Problem requirements
Extract all lines that hold "执行时间" from the records below.

= = = = = = =

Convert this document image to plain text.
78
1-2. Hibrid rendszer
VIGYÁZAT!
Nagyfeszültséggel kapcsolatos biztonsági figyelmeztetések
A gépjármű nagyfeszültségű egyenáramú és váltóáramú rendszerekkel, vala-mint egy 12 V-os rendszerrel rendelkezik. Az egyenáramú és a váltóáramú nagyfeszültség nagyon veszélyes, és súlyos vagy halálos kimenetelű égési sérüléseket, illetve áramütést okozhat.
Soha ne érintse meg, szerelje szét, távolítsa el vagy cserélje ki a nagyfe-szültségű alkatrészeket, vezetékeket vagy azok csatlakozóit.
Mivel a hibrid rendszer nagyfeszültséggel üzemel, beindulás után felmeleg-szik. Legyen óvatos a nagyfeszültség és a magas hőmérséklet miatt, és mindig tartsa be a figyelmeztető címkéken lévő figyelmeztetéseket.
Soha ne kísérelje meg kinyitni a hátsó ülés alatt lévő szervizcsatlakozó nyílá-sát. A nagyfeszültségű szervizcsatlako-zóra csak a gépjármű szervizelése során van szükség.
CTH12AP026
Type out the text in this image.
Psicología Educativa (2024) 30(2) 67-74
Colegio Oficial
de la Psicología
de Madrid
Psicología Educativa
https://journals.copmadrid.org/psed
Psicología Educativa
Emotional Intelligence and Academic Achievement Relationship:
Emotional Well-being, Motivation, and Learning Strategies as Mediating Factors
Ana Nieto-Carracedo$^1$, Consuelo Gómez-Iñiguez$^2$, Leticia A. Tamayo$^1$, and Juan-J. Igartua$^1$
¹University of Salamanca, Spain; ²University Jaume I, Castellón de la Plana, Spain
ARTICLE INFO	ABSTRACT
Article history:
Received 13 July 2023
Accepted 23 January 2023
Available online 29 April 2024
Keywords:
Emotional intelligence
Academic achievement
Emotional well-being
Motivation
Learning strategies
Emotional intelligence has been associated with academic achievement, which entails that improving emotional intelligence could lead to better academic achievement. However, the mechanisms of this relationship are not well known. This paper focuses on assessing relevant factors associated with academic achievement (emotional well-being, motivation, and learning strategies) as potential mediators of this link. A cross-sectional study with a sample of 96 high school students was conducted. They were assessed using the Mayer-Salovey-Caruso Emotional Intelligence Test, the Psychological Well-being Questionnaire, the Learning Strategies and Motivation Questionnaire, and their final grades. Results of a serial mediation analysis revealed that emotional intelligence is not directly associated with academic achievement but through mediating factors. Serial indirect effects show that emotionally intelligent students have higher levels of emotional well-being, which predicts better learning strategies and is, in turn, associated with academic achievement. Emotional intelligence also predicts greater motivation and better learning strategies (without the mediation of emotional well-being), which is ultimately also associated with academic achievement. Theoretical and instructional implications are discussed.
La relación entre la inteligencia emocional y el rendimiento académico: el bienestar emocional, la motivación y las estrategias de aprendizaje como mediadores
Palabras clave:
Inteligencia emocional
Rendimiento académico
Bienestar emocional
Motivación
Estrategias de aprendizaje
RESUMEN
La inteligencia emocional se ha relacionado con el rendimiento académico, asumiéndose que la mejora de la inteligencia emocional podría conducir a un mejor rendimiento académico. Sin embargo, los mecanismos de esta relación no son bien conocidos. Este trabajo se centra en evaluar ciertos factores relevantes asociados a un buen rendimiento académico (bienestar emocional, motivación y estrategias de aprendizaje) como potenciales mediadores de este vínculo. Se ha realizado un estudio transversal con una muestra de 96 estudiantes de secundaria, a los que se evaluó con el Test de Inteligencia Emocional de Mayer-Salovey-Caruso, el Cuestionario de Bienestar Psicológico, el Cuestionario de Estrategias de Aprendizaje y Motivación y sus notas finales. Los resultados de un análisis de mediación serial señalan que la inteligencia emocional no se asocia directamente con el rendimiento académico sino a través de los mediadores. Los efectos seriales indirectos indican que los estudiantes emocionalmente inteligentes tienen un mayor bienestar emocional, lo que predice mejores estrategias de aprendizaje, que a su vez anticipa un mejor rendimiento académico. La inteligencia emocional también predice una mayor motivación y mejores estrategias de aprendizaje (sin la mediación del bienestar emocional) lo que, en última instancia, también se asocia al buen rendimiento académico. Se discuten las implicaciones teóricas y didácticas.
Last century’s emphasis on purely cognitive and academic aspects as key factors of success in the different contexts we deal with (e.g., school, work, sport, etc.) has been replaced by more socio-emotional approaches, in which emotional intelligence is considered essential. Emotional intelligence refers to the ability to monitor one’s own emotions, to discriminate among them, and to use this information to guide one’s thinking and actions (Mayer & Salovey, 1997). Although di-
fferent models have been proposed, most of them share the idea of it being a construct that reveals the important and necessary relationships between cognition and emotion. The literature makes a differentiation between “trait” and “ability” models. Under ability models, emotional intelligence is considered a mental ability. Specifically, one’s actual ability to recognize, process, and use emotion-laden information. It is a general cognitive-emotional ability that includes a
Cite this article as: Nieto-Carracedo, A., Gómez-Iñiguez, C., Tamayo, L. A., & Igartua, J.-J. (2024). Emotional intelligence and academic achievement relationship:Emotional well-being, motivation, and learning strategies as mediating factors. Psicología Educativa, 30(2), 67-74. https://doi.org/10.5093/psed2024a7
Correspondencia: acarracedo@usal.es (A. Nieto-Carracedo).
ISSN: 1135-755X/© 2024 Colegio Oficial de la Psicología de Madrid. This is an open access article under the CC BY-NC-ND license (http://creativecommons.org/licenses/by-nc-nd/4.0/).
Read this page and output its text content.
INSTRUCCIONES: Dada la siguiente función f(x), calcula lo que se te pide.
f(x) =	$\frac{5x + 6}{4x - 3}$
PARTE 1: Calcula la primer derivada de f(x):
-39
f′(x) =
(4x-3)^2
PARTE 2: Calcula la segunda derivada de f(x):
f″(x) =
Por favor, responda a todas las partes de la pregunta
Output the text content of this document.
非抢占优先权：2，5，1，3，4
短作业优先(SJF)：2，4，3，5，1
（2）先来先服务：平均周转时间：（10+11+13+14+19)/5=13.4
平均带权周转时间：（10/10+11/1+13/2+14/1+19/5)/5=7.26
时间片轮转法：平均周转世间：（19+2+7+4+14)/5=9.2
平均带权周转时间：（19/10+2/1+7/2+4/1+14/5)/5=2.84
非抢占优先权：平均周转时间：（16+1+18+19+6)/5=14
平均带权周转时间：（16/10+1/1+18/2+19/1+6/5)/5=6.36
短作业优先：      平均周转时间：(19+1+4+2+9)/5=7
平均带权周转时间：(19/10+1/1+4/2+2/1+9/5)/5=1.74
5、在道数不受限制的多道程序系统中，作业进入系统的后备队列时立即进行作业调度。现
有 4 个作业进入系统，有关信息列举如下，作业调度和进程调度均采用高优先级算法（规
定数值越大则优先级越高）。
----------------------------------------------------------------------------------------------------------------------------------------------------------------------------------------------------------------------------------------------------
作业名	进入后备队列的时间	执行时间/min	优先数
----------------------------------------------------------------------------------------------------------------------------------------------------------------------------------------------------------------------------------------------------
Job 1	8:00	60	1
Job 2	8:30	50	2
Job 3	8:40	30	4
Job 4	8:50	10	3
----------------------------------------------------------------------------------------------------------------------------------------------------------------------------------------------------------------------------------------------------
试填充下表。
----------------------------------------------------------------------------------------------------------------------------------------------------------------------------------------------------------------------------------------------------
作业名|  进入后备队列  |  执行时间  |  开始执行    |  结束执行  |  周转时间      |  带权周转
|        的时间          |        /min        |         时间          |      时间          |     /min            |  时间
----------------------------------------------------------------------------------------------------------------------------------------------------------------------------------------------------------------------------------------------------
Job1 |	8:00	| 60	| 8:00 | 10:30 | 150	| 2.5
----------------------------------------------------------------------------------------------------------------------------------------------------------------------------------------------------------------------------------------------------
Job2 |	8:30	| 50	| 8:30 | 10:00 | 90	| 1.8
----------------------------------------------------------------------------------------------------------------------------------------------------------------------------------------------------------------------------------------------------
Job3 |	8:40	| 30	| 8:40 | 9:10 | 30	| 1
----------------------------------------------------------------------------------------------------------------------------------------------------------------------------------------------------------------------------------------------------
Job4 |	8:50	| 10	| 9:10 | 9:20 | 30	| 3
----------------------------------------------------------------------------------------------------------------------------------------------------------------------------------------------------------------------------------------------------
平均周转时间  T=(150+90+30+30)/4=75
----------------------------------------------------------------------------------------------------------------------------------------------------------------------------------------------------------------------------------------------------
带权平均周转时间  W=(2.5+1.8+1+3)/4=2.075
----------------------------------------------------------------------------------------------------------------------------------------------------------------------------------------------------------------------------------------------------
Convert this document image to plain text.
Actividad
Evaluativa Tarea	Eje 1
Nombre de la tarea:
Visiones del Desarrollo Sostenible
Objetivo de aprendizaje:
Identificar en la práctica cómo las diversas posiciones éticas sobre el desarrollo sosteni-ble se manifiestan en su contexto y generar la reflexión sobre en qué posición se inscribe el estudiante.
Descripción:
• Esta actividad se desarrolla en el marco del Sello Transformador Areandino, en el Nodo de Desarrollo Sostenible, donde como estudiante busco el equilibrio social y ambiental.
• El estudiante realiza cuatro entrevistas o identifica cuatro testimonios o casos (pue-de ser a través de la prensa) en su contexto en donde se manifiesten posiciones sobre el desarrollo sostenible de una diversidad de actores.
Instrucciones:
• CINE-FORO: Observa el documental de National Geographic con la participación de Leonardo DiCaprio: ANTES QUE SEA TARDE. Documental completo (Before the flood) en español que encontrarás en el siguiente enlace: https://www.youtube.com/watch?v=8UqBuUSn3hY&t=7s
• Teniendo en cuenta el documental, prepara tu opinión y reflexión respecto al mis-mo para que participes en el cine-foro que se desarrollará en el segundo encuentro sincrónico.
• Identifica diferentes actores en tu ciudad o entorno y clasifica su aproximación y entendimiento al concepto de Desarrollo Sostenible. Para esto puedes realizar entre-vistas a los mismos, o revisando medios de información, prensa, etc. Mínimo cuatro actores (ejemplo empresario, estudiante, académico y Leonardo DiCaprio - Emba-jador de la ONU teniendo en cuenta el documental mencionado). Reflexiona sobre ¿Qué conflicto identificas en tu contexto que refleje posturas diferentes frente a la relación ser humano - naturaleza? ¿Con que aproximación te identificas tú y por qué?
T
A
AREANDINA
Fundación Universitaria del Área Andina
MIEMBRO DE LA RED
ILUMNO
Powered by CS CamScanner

= = = = = = =

Task output
作业名	进入后备队列的时间	执行时间/min	优先数
作业名|  进入后备队列  |  执行时间  |  开始执行    |  结束执行  |  周转时间      |  带权周转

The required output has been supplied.